Aim of the task: With the images removed, repeat the data below exactly.

Extracted entries:
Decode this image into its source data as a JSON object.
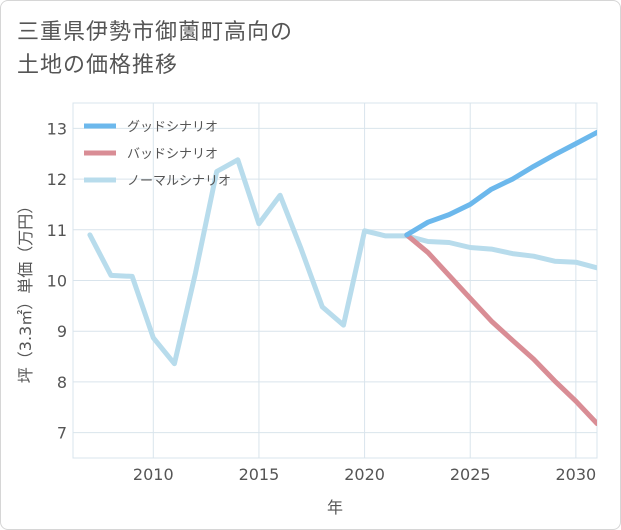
{
  "title": {
    "line1": "三重県伊勢市御薗町高向の",
    "line2": "土地の価格推移"
  },
  "chart_data": {
    "type": "line",
    "xlabel": "年",
    "ylabel": "坪（3.3㎡）単価（万円）",
    "xlim": [
      2006.2,
      2031
    ],
    "ylim": [
      6.5,
      13.5
    ],
    "xticks": [
      2010,
      2015,
      2020,
      2025,
      2030
    ],
    "yticks": [
      7,
      8,
      9,
      10,
      11,
      12,
      13
    ],
    "grid": true,
    "legend_position": "top-left",
    "series": [
      {
        "name": "グッドシナリオ",
        "color": "#6cb8ec",
        "x": [
          2022,
          2023,
          2024,
          2025,
          2026,
          2027,
          2028,
          2029,
          2030,
          2031
        ],
        "y": [
          10.9,
          11.15,
          11.3,
          11.5,
          11.8,
          12.0,
          12.25,
          12.48,
          12.7,
          12.92
        ]
      },
      {
        "name": "バッドシナリオ",
        "color": "#d98d95",
        "x": [
          2022,
          2023,
          2024,
          2025,
          2026,
          2027,
          2028,
          2029,
          2030,
          2031
        ],
        "y": [
          10.9,
          10.55,
          10.1,
          9.65,
          9.2,
          8.82,
          8.45,
          8.02,
          7.62,
          7.18
        ]
      },
      {
        "name": "ノーマルシナリオ",
        "color": "#b8dcec",
        "x": [
          2007,
          2008,
          2009,
          2010,
          2011,
          2012,
          2013,
          2014,
          2015,
          2016,
          2017,
          2018,
          2019,
          2020,
          2021,
          2022,
          2023,
          2024,
          2025,
          2026,
          2027,
          2028,
          2029,
          2030,
          2031
        ],
        "y": [
          10.9,
          10.1,
          10.08,
          8.87,
          8.36,
          10.15,
          12.15,
          12.38,
          11.12,
          11.68,
          10.62,
          9.48,
          9.12,
          10.98,
          10.88,
          10.88,
          10.77,
          10.75,
          10.65,
          10.62,
          10.53,
          10.48,
          10.38,
          10.36,
          10.25
        ]
      }
    ]
  }
}
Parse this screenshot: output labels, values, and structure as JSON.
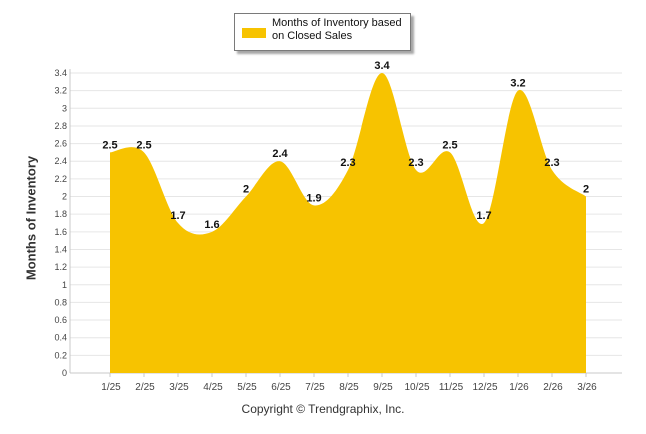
{
  "chart_data": {
    "type": "area",
    "categories": [
      "1/25",
      "2/25",
      "3/25",
      "4/25",
      "5/25",
      "6/25",
      "7/25",
      "8/25",
      "9/25",
      "10/25",
      "11/25",
      "12/25",
      "1/26",
      "2/26",
      "3/26"
    ],
    "series": [
      {
        "name": "Months of Inventory based on Closed Sales",
        "values": [
          2.5,
          2.5,
          1.7,
          1.6,
          2,
          2.4,
          1.9,
          2.3,
          3.4,
          2.3,
          2.5,
          1.7,
          3.2,
          2.3,
          2
        ]
      }
    ],
    "value_labels": [
      "2.5",
      "2.5",
      "1.7",
      "1.6",
      "2",
      "2.4",
      "1.9",
      "2.3",
      "3.4",
      "2.3",
      "2.5",
      "1.7",
      "3.2",
      "2.3",
      "2"
    ],
    "ylim": [
      0,
      3.4
    ],
    "yticks": [
      "0",
      "0.2",
      "0.4",
      "0.6",
      "0.8",
      "1",
      "1.2",
      "1.4",
      "1.6",
      "1.8",
      "2",
      "2.2",
      "2.4",
      "2.6",
      "2.8",
      "3",
      "3.2",
      "3.4"
    ],
    "ylabel": "Months of Inventory",
    "xlabel": "",
    "legend": {
      "label": "Months of Inventory based on Closed Sales",
      "placement": "top-center"
    },
    "grid": true,
    "color": "#f7c300"
  },
  "footer": {
    "copyright": "Copyright © Trendgraphix, Inc."
  }
}
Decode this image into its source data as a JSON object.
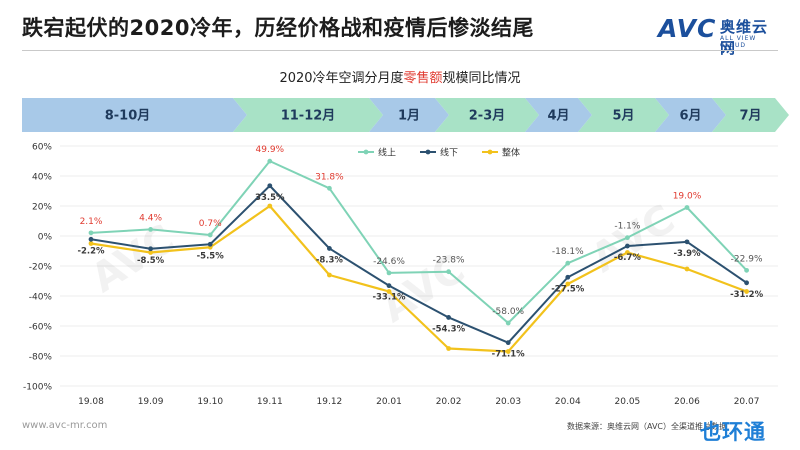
{
  "header": {
    "title": "跌宕起伏的2020冷年，历经价格战和疫情后惨淡结尾",
    "logo": {
      "brand": "AVC",
      "cn": "奥维云网",
      "en": "ALL VIEW CLOUD"
    }
  },
  "footer": {
    "url": "www.avc-mr.com",
    "source": "数据来源：奥维云网（AVC）全渠道推总数据",
    "corner_watermark": "也环通"
  },
  "colors": {
    "online": "#7fd3b6",
    "offline": "#2c5170",
    "overall": "#f2c21c",
    "label_red": "#e03a2f",
    "band_blue": "#a8c9e8",
    "band_green": "#a8e2c6",
    "band_text": "#1f3a5c"
  },
  "chart_data": {
    "type": "line",
    "title_prefix": "2020冷年空调分月度",
    "title_highlight": "零售额",
    "title_suffix": "规模同比情况",
    "categories": [
      "19.08",
      "19.09",
      "19.10",
      "19.11",
      "19.12",
      "20.01",
      "20.02",
      "20.03",
      "20.04",
      "20.05",
      "20.06",
      "20.07"
    ],
    "ylim": [
      -100,
      60
    ],
    "yticks": [
      "-100%",
      "-80%",
      "-60%",
      "-40%",
      "-20%",
      "0%",
      "20%",
      "40%",
      "60%"
    ],
    "ytick_values": [
      -100,
      -80,
      -60,
      -40,
      -20,
      0,
      20,
      40,
      60
    ],
    "legend": [
      "线上",
      "线下",
      "整体"
    ],
    "series": [
      {
        "name": "线上",
        "values": [
          2.1,
          4.4,
          0.7,
          49.9,
          31.8,
          -24.6,
          -23.8,
          -58.0,
          -18.1,
          -1.1,
          19.0,
          -22.9
        ],
        "labels": [
          "2.1%",
          "4.4%",
          "0.7%",
          "49.9%",
          "31.8%",
          "-24.6%",
          "-23.8%",
          "-58.0%",
          "-18.1%",
          "-1.1%",
          "19.0%",
          "-22.9%"
        ]
      },
      {
        "name": "线下",
        "values": [
          -2.2,
          -8.5,
          -5.5,
          33.5,
          -8.3,
          -33.1,
          -54.3,
          -71.1,
          -27.5,
          -6.7,
          -3.9,
          -31.2
        ],
        "labels": [
          "-2.2%",
          "-8.5%",
          "-5.5%",
          "33.5%",
          "-8.3%",
          "-33.1%",
          "-54.3%",
          "-71.1%",
          "-27.5%",
          "-6.7%",
          "-3.9%",
          "-31.2%"
        ]
      },
      {
        "name": "整体",
        "values": [
          -5,
          -11,
          -7.5,
          20,
          -26,
          -37,
          -75,
          -77,
          -32,
          -11,
          -22,
          -37
        ]
      }
    ],
    "period_bands": [
      {
        "label": "8-10月",
        "color": "blue"
      },
      {
        "label": "11-12月",
        "color": "green"
      },
      {
        "label": "1月",
        "color": "blue"
      },
      {
        "label": "2-3月",
        "color": "green"
      },
      {
        "label": "4月",
        "color": "blue"
      },
      {
        "label": "5月",
        "color": "green"
      },
      {
        "label": "6月",
        "color": "blue"
      },
      {
        "label": "7月",
        "color": "green"
      }
    ]
  }
}
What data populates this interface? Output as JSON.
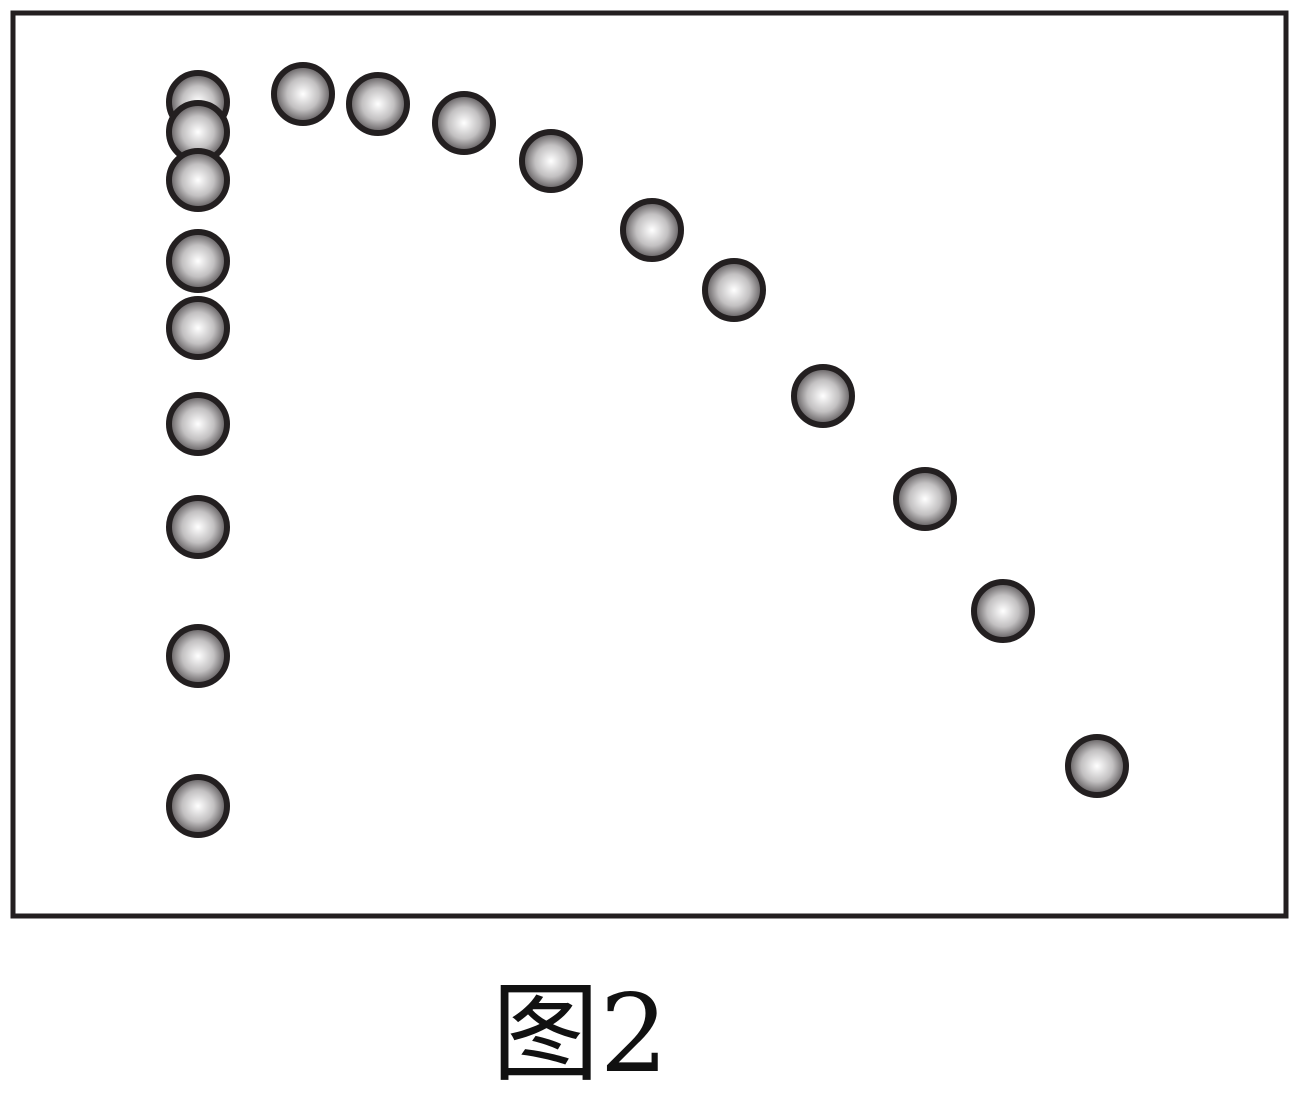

Reply:
Decode this image into its source data as a JSON object.
{
  "title": {
    "line1": "三重県伊勢市御薗町高向の",
    "line2": "土地の価格推移"
  },
  "chart_data": {
    "type": "line",
    "xlabel": "年",
    "ylabel": "坪（3.3㎡）単価（万円）",
    "xlim": [
      2006.2,
      2031
    ],
    "ylim": [
      6.5,
      13.5
    ],
    "xticks": [
      2010,
      2015,
      2020,
      2025,
      2030
    ],
    "yticks": [
      7,
      8,
      9,
      10,
      11,
      12,
      13
    ],
    "grid": true,
    "legend_position": "top-left",
    "series": [
      {
        "name": "グッドシナリオ",
        "color": "#6cb8ec",
        "x": [
          2022,
          2023,
          2024,
          2025,
          2026,
          2027,
          2028,
          2029,
          2030,
          2031
        ],
        "y": [
          10.9,
          11.15,
          11.3,
          11.5,
          11.8,
          12.0,
          12.25,
          12.48,
          12.7,
          12.92
        ]
      },
      {
        "name": "バッドシナリオ",
        "color": "#d98d95",
        "x": [
          2022,
          2023,
          2024,
          2025,
          2026,
          2027,
          2028,
          2029,
          2030,
          2031
        ],
        "y": [
          10.9,
          10.55,
          10.1,
          9.65,
          9.2,
          8.82,
          8.45,
          8.02,
          7.62,
          7.18
        ]
      },
      {
        "name": "ノーマルシナリオ",
        "color": "#b8dcec",
        "x": [
          2007,
          2008,
          2009,
          2010,
          2011,
          2012,
          2013,
          2014,
          2015,
          2016,
          2017,
          2018,
          2019,
          2020,
          2021,
          2022,
          2023,
          2024,
          2025,
          2026,
          2027,
          2028,
          2029,
          2030,
          2031
        ],
        "y": [
          10.9,
          10.1,
          10.08,
          8.87,
          8.36,
          10.15,
          12.15,
          12.38,
          11.12,
          11.68,
          10.62,
          9.48,
          9.12,
          10.98,
          10.88,
          10.88,
          10.77,
          10.75,
          10.65,
          10.62,
          10.53,
          10.48,
          10.38,
          10.36,
          10.25
        ]
      }
    ]
  }
}
Parse this screenshot: output labels, values, and structure as JSON.
{
  "chart_data": {
    "type": "area",
    "categories": [
      "1/25",
      "2/25",
      "3/25",
      "4/25",
      "5/25",
      "6/25",
      "7/25",
      "8/25",
      "9/25",
      "10/25",
      "11/25",
      "12/25",
      "1/26",
      "2/26",
      "3/26"
    ],
    "series": [
      {
        "name": "Months of Inventory based on Closed Sales",
        "values": [
          2.5,
          2.5,
          1.7,
          1.6,
          2,
          2.4,
          1.9,
          2.3,
          3.4,
          2.3,
          2.5,
          1.7,
          3.2,
          2.3,
          2
        ]
      }
    ],
    "value_labels": [
      "2.5",
      "2.5",
      "1.7",
      "1.6",
      "2",
      "2.4",
      "1.9",
      "2.3",
      "3.4",
      "2.3",
      "2.5",
      "1.7",
      "3.2",
      "2.3",
      "2"
    ],
    "ylim": [
      0,
      3.4
    ],
    "yticks": [
      "0",
      "0.2",
      "0.4",
      "0.6",
      "0.8",
      "1",
      "1.2",
      "1.4",
      "1.6",
      "1.8",
      "2",
      "2.2",
      "2.4",
      "2.6",
      "2.8",
      "3",
      "3.2",
      "3.4"
    ],
    "ylabel": "Months of Inventory",
    "xlabel": "",
    "legend": {
      "label": "Months of Inventory based on Closed Sales",
      "placement": "top-center"
    },
    "grid": true,
    "color": "#f7c300"
  },
  "footer": {
    "copyright": "Copyright © Trendgraphix, Inc."
  }
}
Decode this image into its source data as a JSON object.
{
  "header": {
    "title": "跌宕起伏的2020冷年，历经价格战和疫情后惨淡结尾",
    "logo": {
      "brand": "AVC",
      "cn": "奥维云网",
      "en": "ALL VIEW CLOUD"
    }
  },
  "footer": {
    "url": "www.avc-mr.com",
    "source": "数据来源：奥维云网（AVC）全渠道推总数据",
    "corner_watermark": "也环通"
  },
  "colors": {
    "online": "#7fd3b6",
    "offline": "#2c5170",
    "overall": "#f2c21c",
    "label_red": "#e03a2f",
    "band_blue": "#a8c9e8",
    "band_green": "#a8e2c6",
    "band_text": "#1f3a5c"
  },
  "chart_data": {
    "type": "line",
    "title_prefix": "2020冷年空调分月度",
    "title_highlight": "零售额",
    "title_suffix": "规模同比情况",
    "categories": [
      "19.08",
      "19.09",
      "19.10",
      "19.11",
      "19.12",
      "20.01",
      "20.02",
      "20.03",
      "20.04",
      "20.05",
      "20.06",
      "20.07"
    ],
    "ylim": [
      -100,
      60
    ],
    "yticks": [
      "-100%",
      "-80%",
      "-60%",
      "-40%",
      "-20%",
      "0%",
      "20%",
      "40%",
      "60%"
    ],
    "ytick_values": [
      -100,
      -80,
      -60,
      -40,
      -20,
      0,
      20,
      40,
      60
    ],
    "legend": [
      "线上",
      "线下",
      "整体"
    ],
    "series": [
      {
        "name": "线上",
        "values": [
          2.1,
          4.4,
          0.7,
          49.9,
          31.8,
          -24.6,
          -23.8,
          -58.0,
          -18.1,
          -1.1,
          19.0,
          -22.9
        ],
        "labels": [
          "2.1%",
          "4.4%",
          "0.7%",
          "49.9%",
          "31.8%",
          "-24.6%",
          "-23.8%",
          "-58.0%",
          "-18.1%",
          "-1.1%",
          "19.0%",
          "-22.9%"
        ]
      },
      {
        "name": "线下",
        "values": [
          -2.2,
          -8.5,
          -5.5,
          33.5,
          -8.3,
          -33.1,
          -54.3,
          -71.1,
          -27.5,
          -6.7,
          -3.9,
          -31.2
        ],
        "labels": [
          "-2.2%",
          "-8.5%",
          "-5.5%",
          "33.5%",
          "-8.3%",
          "-33.1%",
          "-54.3%",
          "-71.1%",
          "-27.5%",
          "-6.7%",
          "-3.9%",
          "-31.2%"
        ]
      },
      {
        "name": "整体",
        "values": [
          -5,
          -11,
          -7.5,
          20,
          -26,
          -37,
          -75,
          -77,
          -32,
          -11,
          -22,
          -37
        ]
      }
    ],
    "period_bands": [
      {
        "label": "8-10月",
        "color": "blue"
      },
      {
        "label": "11-12月",
        "color": "green"
      },
      {
        "label": "1月",
        "color": "blue"
      },
      {
        "label": "2-3月",
        "color": "green"
      },
      {
        "label": "4月",
        "color": "blue"
      },
      {
        "label": "5月",
        "color": "green"
      },
      {
        "label": "6月",
        "color": "blue"
      },
      {
        "label": "7月",
        "color": "green"
      }
    ]
  }
}
What data populates this interface? Output as JSON.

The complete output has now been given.